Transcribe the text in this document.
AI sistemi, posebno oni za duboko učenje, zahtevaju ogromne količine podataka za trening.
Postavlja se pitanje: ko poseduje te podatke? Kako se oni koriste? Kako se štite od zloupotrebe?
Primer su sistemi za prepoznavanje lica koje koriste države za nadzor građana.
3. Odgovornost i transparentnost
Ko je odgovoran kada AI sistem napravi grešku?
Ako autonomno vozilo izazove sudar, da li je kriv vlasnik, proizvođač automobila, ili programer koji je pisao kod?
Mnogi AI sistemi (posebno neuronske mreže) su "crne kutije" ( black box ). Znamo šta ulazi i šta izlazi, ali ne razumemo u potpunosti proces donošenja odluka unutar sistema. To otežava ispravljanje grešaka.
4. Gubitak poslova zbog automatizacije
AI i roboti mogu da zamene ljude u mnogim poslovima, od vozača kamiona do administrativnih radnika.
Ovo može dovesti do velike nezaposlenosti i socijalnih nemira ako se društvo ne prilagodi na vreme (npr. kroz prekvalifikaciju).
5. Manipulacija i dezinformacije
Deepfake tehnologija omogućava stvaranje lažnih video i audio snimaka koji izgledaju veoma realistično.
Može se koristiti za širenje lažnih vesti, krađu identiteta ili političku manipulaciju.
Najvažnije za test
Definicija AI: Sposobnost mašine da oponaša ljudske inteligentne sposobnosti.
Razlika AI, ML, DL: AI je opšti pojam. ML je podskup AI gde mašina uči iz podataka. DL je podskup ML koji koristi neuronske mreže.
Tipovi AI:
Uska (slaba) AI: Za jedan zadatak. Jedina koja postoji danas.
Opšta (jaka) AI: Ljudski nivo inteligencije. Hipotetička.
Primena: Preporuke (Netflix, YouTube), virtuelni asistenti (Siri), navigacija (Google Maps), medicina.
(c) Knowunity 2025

......

◆ **Directions**
Retype the records above exactly.

◆ **Task output**
Transcribe the text in this document.
AI sistemi, posebno oni za duboko učenje, zahtevaju ogromne količine podataka za trening.
Postavlja se pitanje: ko poseduje te podatke? Kako se oni koriste? Kako se štite od zloupotrebe?
Primer su sistemi za prepoznavanje lica koje koriste države za nadzor građana.
3. Odgovornost i transparentnost
Ko je odgovoran kada AI sistem napravi grešku?
Ako autonomno vozilo izazove sudar, da li je kriv vlasnik, proizvođač automobila, ili programer koji je pisao kod?
Mnogi AI sistemi (posebno neuronske mreže) su "crne kutije" ( black box ). Znamo šta ulazi i šta izlazi, ali ne razumemo u potpunosti proces donošenja odluka unutar sistema. To otežava ispravljanje grešaka.
4. Gubitak poslova zbog automatizacije
AI i roboti mogu da zamene ljude u mnogim poslovima, od vozača kamiona do administrativnih radnika.
Ovo može dovesti do velike nezaposlenosti i socijalnih nemira ako se društvo ne prilagodi na vreme (npr. kroz prekvalifikaciju).
5. Manipulacija i dezinformacije
Deepfake tehnologija omogućava stvaranje lažnih video i audio snimaka koji izgledaju veoma realistično.
Može se koristiti za širenje lažnih vesti, krađu identiteta ili političku manipulaciju.
Najvažnije za test
Definicija AI: Sposobnost mašine da oponaša ljudske inteligentne sposobnosti.
Razlika AI, ML, DL: AI je opšti pojam. ML je podskup AI gde mašina uči iz podataka. DL je podskup ML koji koristi neuronske mreže.
Tipovi AI:
Uska (slaba) AI: Za jedan zadatak. Jedina koja postoji danas.
Opšta (jaka) AI: Ljudski nivo inteligencije. Hipotetička.
Primena: Preporuke (Netflix, YouTube), virtuelni asistenti (Siri), navigacija (Google Maps), medicina.
(c) Knowunity 2025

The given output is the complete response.